» Problem statement:
Records follow. Select each line holding "role".

» Listing:
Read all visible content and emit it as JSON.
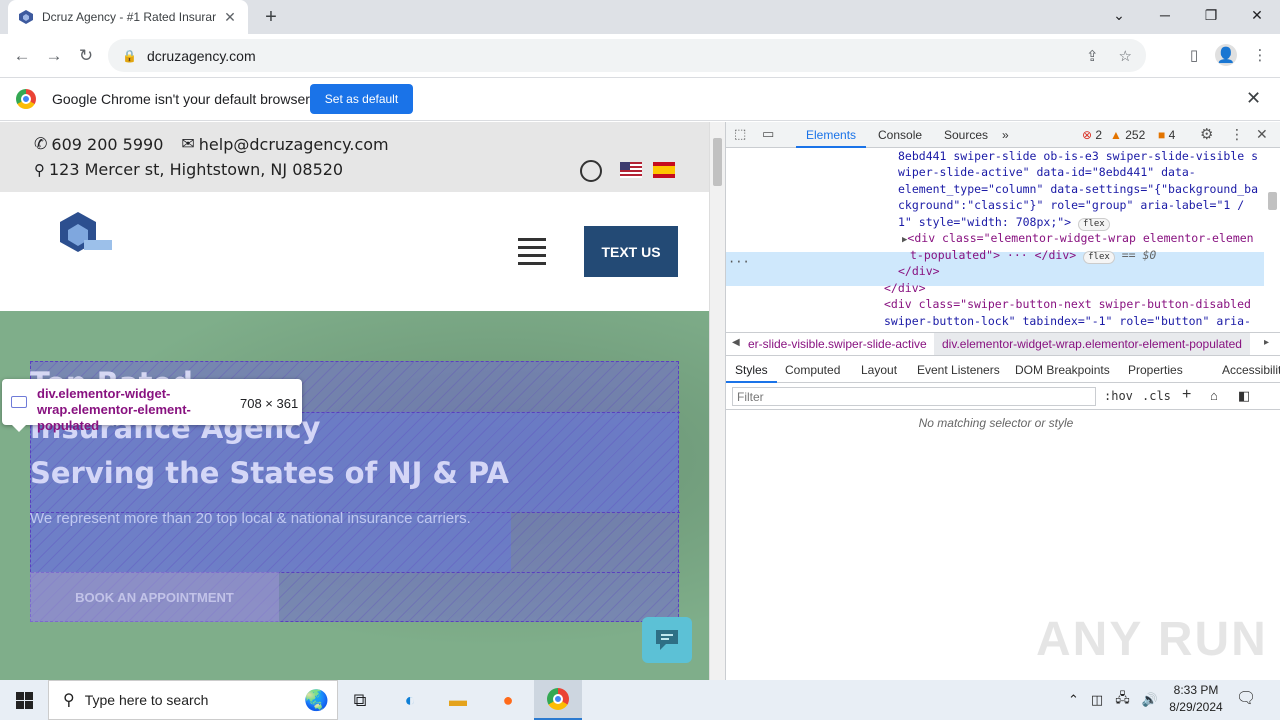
{
  "browser": {
    "tab_title": "Dcruz Agency - #1 Rated Insurar",
    "tab_close": "✕",
    "new_tab": "+",
    "url": "dcruzagency.com",
    "window": {
      "minimize": "─",
      "restore": "❐",
      "close": "✕",
      "dropdown": "⌄"
    }
  },
  "infobar": {
    "message": "Google Chrome isn't your default browser",
    "button": "Set as default",
    "close": "✕"
  },
  "site": {
    "phone": "609 200 5990",
    "email": "help@dcruzagency.com",
    "address": "123 Mercer st, Hightstown, NJ 08520",
    "text_us": "TEXT US",
    "hero_line1": "Top Rated",
    "hero_line2": "Insurance Agency",
    "hero_line3": "Serving the States of NJ & PA",
    "hero_sub": "We represent more than 20 top local & national insurance carriers.",
    "cta": "BOOK AN APPOINTMENT"
  },
  "inspect_tooltip": {
    "selector": "div.elementor-widget-wrap.elementor-element-populated",
    "dims": "708 × 361"
  },
  "devtools": {
    "tabs": [
      "Elements",
      "Console",
      "Sources",
      "»"
    ],
    "errors": "2",
    "warnings": "252",
    "issues": "4",
    "dom_lines": [
      "8ebd441 swiper-slide ob-is-e3 swiper-slide-visible s",
      "wiper-slide-active\" data-id=\"8ebd441\" data-",
      "element_type=\"column\" data-settings=\"{\"background_ba",
      "ckground\":\"classic\"}\" role=\"group\" aria-label=\"1 /",
      "1\" style=\"width: 708px;\">",
      "<div class=\"elementor-widget-wrap elementor-elemen",
      "t-populated\"> ··· </div>",
      "</div>",
      "</div>",
      "<div class=\"swiper-button-next swiper-button-disabled",
      "swiper-button-lock\" tabindex=\"-1\" role=\"button\" aria-"
    ],
    "flex_pill": "flex",
    "dollar0": "== $0",
    "crumb_prev": "er-slide-visible.swiper-slide-active",
    "crumb_current": "div.elementor-widget-wrap.elementor-element-populated",
    "subtabs": [
      "Styles",
      "Computed",
      "Layout",
      "Event Listeners",
      "DOM Breakpoints",
      "Properties",
      "Accessibility"
    ],
    "filter_placeholder": "Filter",
    "hov": ":hov",
    "cls": ".cls",
    "no_match": "No matching selector or style"
  },
  "taskbar": {
    "search_placeholder": "Type here to search",
    "time": "8:33 PM",
    "date": "8/29/2024"
  },
  "watermark": "ANY RUN"
}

» Correct answer:
      "ckground\":\"classic\"}\" role=\"group\" aria-label=\"1 /",
      "swiper-button-lock\" tabindex=\"-1\" role=\"button\" aria-"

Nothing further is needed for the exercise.